::: Records provided

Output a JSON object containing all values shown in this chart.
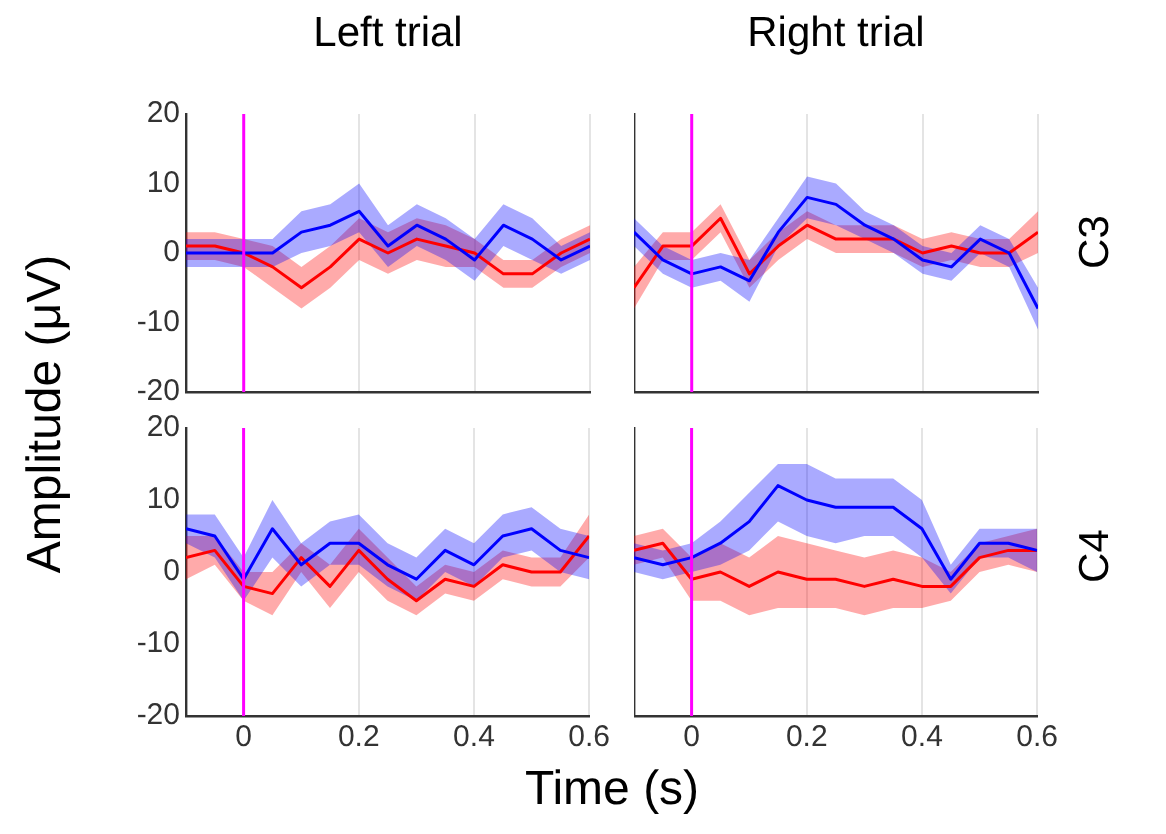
{
  "chart_data": [
    {
      "type": "line",
      "title": "Left trial",
      "ylabel": "Amplitude (μV)",
      "x": [
        -0.1,
        -0.05,
        0,
        0.05,
        0.1,
        0.15,
        0.2,
        0.25,
        0.3,
        0.35,
        0.4,
        0.45,
        0.5,
        0.55,
        0.6
      ],
      "xlim": [
        -0.1,
        0.6
      ],
      "xticks": [
        0,
        0.2,
        0.4,
        0.6
      ],
      "ylim": [
        -20,
        20
      ],
      "yticks": [
        -20,
        -10,
        0,
        10,
        20
      ],
      "grid": "x",
      "tick_labels": "y",
      "ref_lines": [
        {
          "axis": "x",
          "value": 0,
          "color": "#ff00ff"
        }
      ],
      "series": [
        {
          "color": "#0000ff",
          "values": [
            0,
            0,
            0,
            0,
            3,
            4,
            6,
            1,
            4,
            2,
            -1,
            4,
            2,
            -1,
            1
          ],
          "lower": [
            -2,
            -2,
            -2,
            -2,
            0,
            1,
            3,
            -2,
            1,
            -1,
            -4,
            1,
            -1,
            -3,
            -1
          ],
          "upper": [
            2,
            2,
            2,
            2,
            6,
            7,
            10,
            4,
            7,
            5,
            2,
            7,
            5,
            1,
            3
          ]
        },
        {
          "color": "#ff0000",
          "values": [
            1,
            1,
            0,
            -2,
            -5,
            -2,
            2,
            0,
            2,
            1,
            0,
            -3,
            -3,
            0,
            2
          ],
          "lower": [
            -1,
            -1,
            -2,
            -5,
            -8,
            -5,
            -1,
            -3,
            -1,
            -2,
            -2,
            -5,
            -5,
            -2,
            0
          ],
          "upper": [
            3,
            3,
            2,
            1,
            -2,
            1,
            5,
            3,
            5,
            4,
            2,
            -1,
            -1,
            2,
            4
          ]
        }
      ]
    },
    {
      "type": "line",
      "title": "Right trial",
      "y2label": "C3",
      "x": [
        -0.1,
        -0.05,
        0,
        0.05,
        0.1,
        0.15,
        0.2,
        0.25,
        0.3,
        0.35,
        0.4,
        0.45,
        0.5,
        0.55,
        0.6
      ],
      "xlim": [
        -0.1,
        0.6
      ],
      "xticks": [
        0,
        0.2,
        0.4,
        0.6
      ],
      "ylim": [
        -20,
        20
      ],
      "yticks": [
        -20,
        -10,
        0,
        10,
        20
      ],
      "grid": "x",
      "tick_labels": false,
      "ref_lines": [
        {
          "axis": "x",
          "value": 0,
          "color": "#ff00ff"
        }
      ],
      "series": [
        {
          "color": "#0000ff",
          "values": [
            3,
            -1,
            -3,
            -2,
            -4,
            3,
            8,
            7,
            4,
            2,
            -1,
            -2,
            2,
            0,
            -8
          ],
          "lower": [
            1,
            -3,
            -5,
            -4,
            -7,
            1,
            5,
            4,
            2,
            0,
            -3,
            -4,
            0,
            -2,
            -11
          ],
          "upper": [
            5,
            1,
            -1,
            0,
            -1,
            5,
            11,
            10,
            6,
            4,
            1,
            0,
            4,
            2,
            -5
          ]
        },
        {
          "color": "#ff0000",
          "values": [
            -5,
            1,
            1,
            5,
            -3,
            1,
            4,
            2,
            2,
            2,
            0,
            1,
            0,
            0,
            3
          ],
          "lower": [
            -8,
            -1,
            -1,
            3,
            -5,
            -1,
            2,
            0,
            0,
            0,
            -2,
            -1,
            -2,
            -2,
            0
          ],
          "upper": [
            -2,
            3,
            3,
            7,
            -1,
            3,
            6,
            4,
            4,
            4,
            2,
            3,
            2,
            2,
            6
          ]
        }
      ]
    },
    {
      "type": "line",
      "xlabel": "Time (s)",
      "x": [
        -0.1,
        -0.05,
        0,
        0.05,
        0.1,
        0.15,
        0.2,
        0.25,
        0.3,
        0.35,
        0.4,
        0.45,
        0.5,
        0.55,
        0.6
      ],
      "xlim": [
        -0.1,
        0.6
      ],
      "xticks": [
        0,
        0.2,
        0.4,
        0.6
      ],
      "ylim": [
        -20,
        20
      ],
      "yticks": [
        -20,
        -10,
        0,
        10,
        20
      ],
      "grid": "x",
      "ref_lines": [
        {
          "axis": "x",
          "value": 0,
          "color": "#ff00ff"
        }
      ],
      "series": [
        {
          "color": "#0000ff",
          "values": [
            6,
            5,
            -1,
            6,
            1,
            4,
            4,
            1,
            -1,
            3,
            1,
            5,
            6,
            3,
            2
          ],
          "lower": [
            4,
            2,
            -4,
            2,
            -2,
            1,
            1,
            -2,
            -4,
            0,
            -2,
            2,
            3,
            0,
            -1
          ],
          "upper": [
            8,
            8,
            2,
            10,
            4,
            7,
            8,
            4,
            2,
            6,
            4,
            8,
            9,
            6,
            5
          ]
        },
        {
          "color": "#ff0000",
          "values": [
            2,
            3,
            -2,
            -3,
            2,
            -2,
            3,
            -1,
            -4,
            -1,
            -2,
            1,
            0,
            0,
            5
          ],
          "lower": [
            -1,
            1,
            -4,
            -6,
            0,
            -5,
            0,
            -4,
            -6,
            -3,
            -4,
            -1,
            -2,
            -2,
            2
          ],
          "upper": [
            5,
            5,
            0,
            0,
            4,
            1,
            6,
            2,
            -2,
            1,
            0,
            3,
            2,
            2,
            8
          ]
        }
      ]
    },
    {
      "type": "line",
      "y2label": "C4",
      "x": [
        -0.1,
        -0.05,
        0,
        0.05,
        0.1,
        0.15,
        0.2,
        0.25,
        0.3,
        0.35,
        0.4,
        0.45,
        0.5,
        0.55,
        0.6
      ],
      "xlim": [
        -0.1,
        0.6
      ],
      "xticks": [
        0,
        0.2,
        0.4,
        0.6
      ],
      "ylim": [
        -20,
        20
      ],
      "yticks": [
        -20,
        -10,
        0,
        10,
        20
      ],
      "grid": "x",
      "tick_labels": "x",
      "ref_lines": [
        {
          "axis": "x",
          "value": 0,
          "color": "#ff00ff"
        }
      ],
      "series": [
        {
          "color": "#0000ff",
          "values": [
            2,
            1,
            2,
            4,
            7,
            12,
            10,
            9,
            9,
            9,
            6,
            -1,
            4,
            4,
            3
          ],
          "lower": [
            0,
            -1,
            0,
            1,
            3,
            7,
            5,
            4,
            5,
            5,
            2,
            -3,
            2,
            2,
            0
          ],
          "upper": [
            4,
            3,
            4,
            7,
            11,
            15,
            15,
            13,
            13,
            13,
            10,
            1,
            6,
            6,
            6
          ]
        },
        {
          "color": "#ff0000",
          "values": [
            3,
            4,
            -1,
            0,
            -2,
            0,
            -1,
            -1,
            -2,
            -1,
            -2,
            -2,
            2,
            3,
            3
          ],
          "lower": [
            1,
            2,
            -4,
            -4,
            -6,
            -5,
            -5,
            -5,
            -6,
            -5,
            -5,
            -4,
            0,
            1,
            0
          ],
          "upper": [
            5,
            6,
            2,
            4,
            2,
            5,
            4,
            3,
            2,
            3,
            2,
            0,
            4,
            5,
            6
          ]
        }
      ]
    }
  ]
}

::::::

Task requirements: Print the entries above exactly, taking out only the pictures.

Result for this task:
Output a JSON object containing all values shown in this chart.
{
  "chart_data": [
    {
      "type": "line",
      "title": "Left trial",
      "ylabel": "Amplitude (μV)",
      "x": [
        -0.1,
        -0.05,
        0,
        0.05,
        0.1,
        0.15,
        0.2,
        0.25,
        0.3,
        0.35,
        0.4,
        0.45,
        0.5,
        0.55,
        0.6
      ],
      "xlim": [
        -0.1,
        0.6
      ],
      "xticks": [
        0,
        0.2,
        0.4,
        0.6
      ],
      "ylim": [
        -20,
        20
      ],
      "yticks": [
        -20,
        -10,
        0,
        10,
        20
      ],
      "grid": "x",
      "tick_labels": "y",
      "ref_lines": [
        {
          "axis": "x",
          "value": 0,
          "color": "#ff00ff"
        }
      ],
      "series": [
        {
          "color": "#0000ff",
          "values": [
            0,
            0,
            0,
            0,
            3,
            4,
            6,
            1,
            4,
            2,
            -1,
            4,
            2,
            -1,
            1
          ],
          "lower": [
            -2,
            -2,
            -2,
            -2,
            0,
            1,
            3,
            -2,
            1,
            -1,
            -4,
            1,
            -1,
            -3,
            -1
          ],
          "upper": [
            2,
            2,
            2,
            2,
            6,
            7,
            10,
            4,
            7,
            5,
            2,
            7,
            5,
            1,
            3
          ]
        },
        {
          "color": "#ff0000",
          "values": [
            1,
            1,
            0,
            -2,
            -5,
            -2,
            2,
            0,
            2,
            1,
            0,
            -3,
            -3,
            0,
            2
          ],
          "lower": [
            -1,
            -1,
            -2,
            -5,
            -8,
            -5,
            -1,
            -3,
            -1,
            -2,
            -2,
            -5,
            -5,
            -2,
            0
          ],
          "upper": [
            3,
            3,
            2,
            1,
            -2,
            1,
            5,
            3,
            5,
            4,
            2,
            -1,
            -1,
            2,
            4
          ]
        }
      ]
    },
    {
      "type": "line",
      "title": "Right trial",
      "y2label": "C3",
      "x": [
        -0.1,
        -0.05,
        0,
        0.05,
        0.1,
        0.15,
        0.2,
        0.25,
        0.3,
        0.35,
        0.4,
        0.45,
        0.5,
        0.55,
        0.6
      ],
      "xlim": [
        -0.1,
        0.6
      ],
      "xticks": [
        0,
        0.2,
        0.4,
        0.6
      ],
      "ylim": [
        -20,
        20
      ],
      "yticks": [
        -20,
        -10,
        0,
        10,
        20
      ],
      "grid": "x",
      "tick_labels": false,
      "ref_lines": [
        {
          "axis": "x",
          "value": 0,
          "color": "#ff00ff"
        }
      ],
      "series": [
        {
          "color": "#0000ff",
          "values": [
            3,
            -1,
            -3,
            -2,
            -4,
            3,
            8,
            7,
            4,
            2,
            -1,
            -2,
            2,
            0,
            -8
          ],
          "lower": [
            1,
            -3,
            -5,
            -4,
            -7,
            1,
            5,
            4,
            2,
            0,
            -3,
            -4,
            0,
            -2,
            -11
          ],
          "upper": [
            5,
            1,
            -1,
            0,
            -1,
            5,
            11,
            10,
            6,
            4,
            1,
            0,
            4,
            2,
            -5
          ]
        },
        {
          "color": "#ff0000",
          "values": [
            -5,
            1,
            1,
            5,
            -3,
            1,
            4,
            2,
            2,
            2,
            0,
            1,
            0,
            0,
            3
          ],
          "lower": [
            -8,
            -1,
            -1,
            3,
            -5,
            -1,
            2,
            0,
            0,
            0,
            -2,
            -1,
            -2,
            -2,
            0
          ],
          "upper": [
            -2,
            3,
            3,
            7,
            -1,
            3,
            6,
            4,
            4,
            4,
            2,
            3,
            2,
            2,
            6
          ]
        }
      ]
    },
    {
      "type": "line",
      "xlabel": "Time (s)",
      "x": [
        -0.1,
        -0.05,
        0,
        0.05,
        0.1,
        0.15,
        0.2,
        0.25,
        0.3,
        0.35,
        0.4,
        0.45,
        0.5,
        0.55,
        0.6
      ],
      "xlim": [
        -0.1,
        0.6
      ],
      "xticks": [
        0,
        0.2,
        0.4,
        0.6
      ],
      "ylim": [
        -20,
        20
      ],
      "yticks": [
        -20,
        -10,
        0,
        10,
        20
      ],
      "grid": "x",
      "ref_lines": [
        {
          "axis": "x",
          "value": 0,
          "color": "#ff00ff"
        }
      ],
      "series": [
        {
          "color": "#0000ff",
          "values": [
            6,
            5,
            -1,
            6,
            1,
            4,
            4,
            1,
            -1,
            3,
            1,
            5,
            6,
            3,
            2
          ],
          "lower": [
            4,
            2,
            -4,
            2,
            -2,
            1,
            1,
            -2,
            -4,
            0,
            -2,
            2,
            3,
            0,
            -1
          ],
          "upper": [
            8,
            8,
            2,
            10,
            4,
            7,
            8,
            4,
            2,
            6,
            4,
            8,
            9,
            6,
            5
          ]
        },
        {
          "color": "#ff0000",
          "values": [
            2,
            3,
            -2,
            -3,
            2,
            -2,
            3,
            -1,
            -4,
            -1,
            -2,
            1,
            0,
            0,
            5
          ],
          "lower": [
            -1,
            1,
            -4,
            -6,
            0,
            -5,
            0,
            -4,
            -6,
            -3,
            -4,
            -1,
            -2,
            -2,
            2
          ],
          "upper": [
            5,
            5,
            0,
            0,
            4,
            1,
            6,
            2,
            -2,
            1,
            0,
            3,
            2,
            2,
            8
          ]
        }
      ]
    },
    {
      "type": "line",
      "y2label": "C4",
      "x": [
        -0.1,
        -0.05,
        0,
        0.05,
        0.1,
        0.15,
        0.2,
        0.25,
        0.3,
        0.35,
        0.4,
        0.45,
        0.5,
        0.55,
        0.6
      ],
      "xlim": [
        -0.1,
        0.6
      ],
      "xticks": [
        0,
        0.2,
        0.4,
        0.6
      ],
      "ylim": [
        -20,
        20
      ],
      "yticks": [
        -20,
        -10,
        0,
        10,
        20
      ],
      "grid": "x",
      "tick_labels": "x",
      "ref_lines": [
        {
          "axis": "x",
          "value": 0,
          "color": "#ff00ff"
        }
      ],
      "series": [
        {
          "color": "#0000ff",
          "values": [
            2,
            1,
            2,
            4,
            7,
            12,
            10,
            9,
            9,
            9,
            6,
            -1,
            4,
            4,
            3
          ],
          "lower": [
            0,
            -1,
            0,
            1,
            3,
            7,
            5,
            4,
            5,
            5,
            2,
            -3,
            2,
            2,
            0
          ],
          "upper": [
            4,
            3,
            4,
            7,
            11,
            15,
            15,
            13,
            13,
            13,
            10,
            1,
            6,
            6,
            6
          ]
        },
        {
          "color": "#ff0000",
          "values": [
            3,
            4,
            -1,
            0,
            -2,
            0,
            -1,
            -1,
            -2,
            -1,
            -2,
            -2,
            2,
            3,
            3
          ],
          "lower": [
            1,
            2,
            -4,
            -4,
            -6,
            -5,
            -5,
            -5,
            -6,
            -5,
            -5,
            -4,
            0,
            1,
            0
          ],
          "upper": [
            5,
            6,
            2,
            4,
            2,
            5,
            4,
            3,
            2,
            3,
            2,
            0,
            4,
            5,
            6
          ]
        }
      ]
    }
  ]
}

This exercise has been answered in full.